(begin)

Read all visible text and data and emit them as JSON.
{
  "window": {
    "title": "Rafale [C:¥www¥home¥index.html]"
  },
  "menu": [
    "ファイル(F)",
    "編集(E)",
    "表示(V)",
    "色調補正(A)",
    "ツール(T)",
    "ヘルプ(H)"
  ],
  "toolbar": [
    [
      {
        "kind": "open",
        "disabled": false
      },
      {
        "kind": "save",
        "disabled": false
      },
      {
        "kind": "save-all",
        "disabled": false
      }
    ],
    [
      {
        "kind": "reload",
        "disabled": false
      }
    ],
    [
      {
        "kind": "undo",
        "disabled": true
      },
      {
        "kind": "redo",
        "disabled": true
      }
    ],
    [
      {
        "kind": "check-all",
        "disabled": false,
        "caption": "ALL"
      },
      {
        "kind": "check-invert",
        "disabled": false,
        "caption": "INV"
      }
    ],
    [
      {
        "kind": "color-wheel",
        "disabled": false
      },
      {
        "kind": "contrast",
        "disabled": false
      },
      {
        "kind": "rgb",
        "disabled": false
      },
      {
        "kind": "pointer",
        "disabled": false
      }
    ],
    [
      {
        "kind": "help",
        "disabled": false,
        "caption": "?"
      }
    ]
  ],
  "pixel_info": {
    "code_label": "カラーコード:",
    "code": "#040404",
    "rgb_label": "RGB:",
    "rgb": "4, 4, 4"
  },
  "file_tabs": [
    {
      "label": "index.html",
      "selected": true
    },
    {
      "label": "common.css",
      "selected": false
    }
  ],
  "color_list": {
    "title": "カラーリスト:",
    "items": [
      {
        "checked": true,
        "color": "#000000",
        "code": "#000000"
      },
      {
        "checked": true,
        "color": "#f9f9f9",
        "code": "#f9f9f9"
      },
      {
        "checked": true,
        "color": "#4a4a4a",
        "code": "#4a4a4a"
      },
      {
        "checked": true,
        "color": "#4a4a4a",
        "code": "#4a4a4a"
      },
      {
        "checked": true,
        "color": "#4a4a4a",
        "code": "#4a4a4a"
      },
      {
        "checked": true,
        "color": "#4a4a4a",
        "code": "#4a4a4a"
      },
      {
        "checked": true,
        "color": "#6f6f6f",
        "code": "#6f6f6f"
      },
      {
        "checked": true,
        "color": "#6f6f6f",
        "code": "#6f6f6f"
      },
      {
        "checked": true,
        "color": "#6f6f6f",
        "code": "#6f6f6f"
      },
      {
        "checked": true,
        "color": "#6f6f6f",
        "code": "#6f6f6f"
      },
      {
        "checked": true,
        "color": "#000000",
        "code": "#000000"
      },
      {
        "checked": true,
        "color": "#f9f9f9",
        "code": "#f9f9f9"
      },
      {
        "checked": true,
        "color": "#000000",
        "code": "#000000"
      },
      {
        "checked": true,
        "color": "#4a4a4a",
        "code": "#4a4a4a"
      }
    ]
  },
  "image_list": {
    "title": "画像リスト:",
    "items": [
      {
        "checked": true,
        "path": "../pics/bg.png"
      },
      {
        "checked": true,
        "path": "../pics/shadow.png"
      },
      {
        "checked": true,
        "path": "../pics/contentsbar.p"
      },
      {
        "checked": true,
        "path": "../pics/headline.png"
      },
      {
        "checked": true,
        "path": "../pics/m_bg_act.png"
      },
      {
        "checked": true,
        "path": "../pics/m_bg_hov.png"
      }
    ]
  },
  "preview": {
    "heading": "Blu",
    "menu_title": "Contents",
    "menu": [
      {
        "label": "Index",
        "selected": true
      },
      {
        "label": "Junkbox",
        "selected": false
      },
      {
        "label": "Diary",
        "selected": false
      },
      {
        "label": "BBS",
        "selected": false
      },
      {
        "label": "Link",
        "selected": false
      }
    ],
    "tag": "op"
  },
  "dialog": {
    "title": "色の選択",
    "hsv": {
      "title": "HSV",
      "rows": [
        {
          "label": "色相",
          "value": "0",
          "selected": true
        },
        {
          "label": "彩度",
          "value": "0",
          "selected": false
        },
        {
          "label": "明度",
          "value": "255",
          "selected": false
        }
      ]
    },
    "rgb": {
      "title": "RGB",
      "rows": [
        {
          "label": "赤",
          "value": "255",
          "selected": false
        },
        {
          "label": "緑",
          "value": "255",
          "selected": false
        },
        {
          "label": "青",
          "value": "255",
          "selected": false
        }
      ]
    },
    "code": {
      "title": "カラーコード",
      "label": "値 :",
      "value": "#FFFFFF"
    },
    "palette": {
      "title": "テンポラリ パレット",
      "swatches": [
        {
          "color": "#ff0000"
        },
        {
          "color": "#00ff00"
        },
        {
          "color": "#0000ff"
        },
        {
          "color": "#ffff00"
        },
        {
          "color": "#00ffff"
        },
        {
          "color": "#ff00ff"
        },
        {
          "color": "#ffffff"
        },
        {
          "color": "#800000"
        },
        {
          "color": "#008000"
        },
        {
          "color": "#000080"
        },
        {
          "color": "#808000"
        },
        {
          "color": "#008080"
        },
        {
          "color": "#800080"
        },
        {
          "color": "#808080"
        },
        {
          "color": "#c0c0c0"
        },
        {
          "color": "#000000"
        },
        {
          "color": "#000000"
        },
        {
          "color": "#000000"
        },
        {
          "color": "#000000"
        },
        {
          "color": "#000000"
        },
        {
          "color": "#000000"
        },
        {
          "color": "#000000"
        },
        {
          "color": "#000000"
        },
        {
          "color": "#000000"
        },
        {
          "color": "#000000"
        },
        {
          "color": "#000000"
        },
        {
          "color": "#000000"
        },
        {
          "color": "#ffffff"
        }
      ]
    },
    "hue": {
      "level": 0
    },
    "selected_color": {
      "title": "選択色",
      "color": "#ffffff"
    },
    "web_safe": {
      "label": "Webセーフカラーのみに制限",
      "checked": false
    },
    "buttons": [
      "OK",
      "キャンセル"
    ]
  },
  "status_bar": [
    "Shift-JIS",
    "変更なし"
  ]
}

(end)

## [Set problem]
Go through the material and select each line with the string "path" in it.

## [Written response]
        "path": "../pics/bg.png"
        "path": "../pics/shadow.png"
        "path": "../pics/contentsbar.p"
        "path": "../pics/headline.png"
        "path": "../pics/m_bg_act.png"
        "path": "../pics/m_bg_hov.png"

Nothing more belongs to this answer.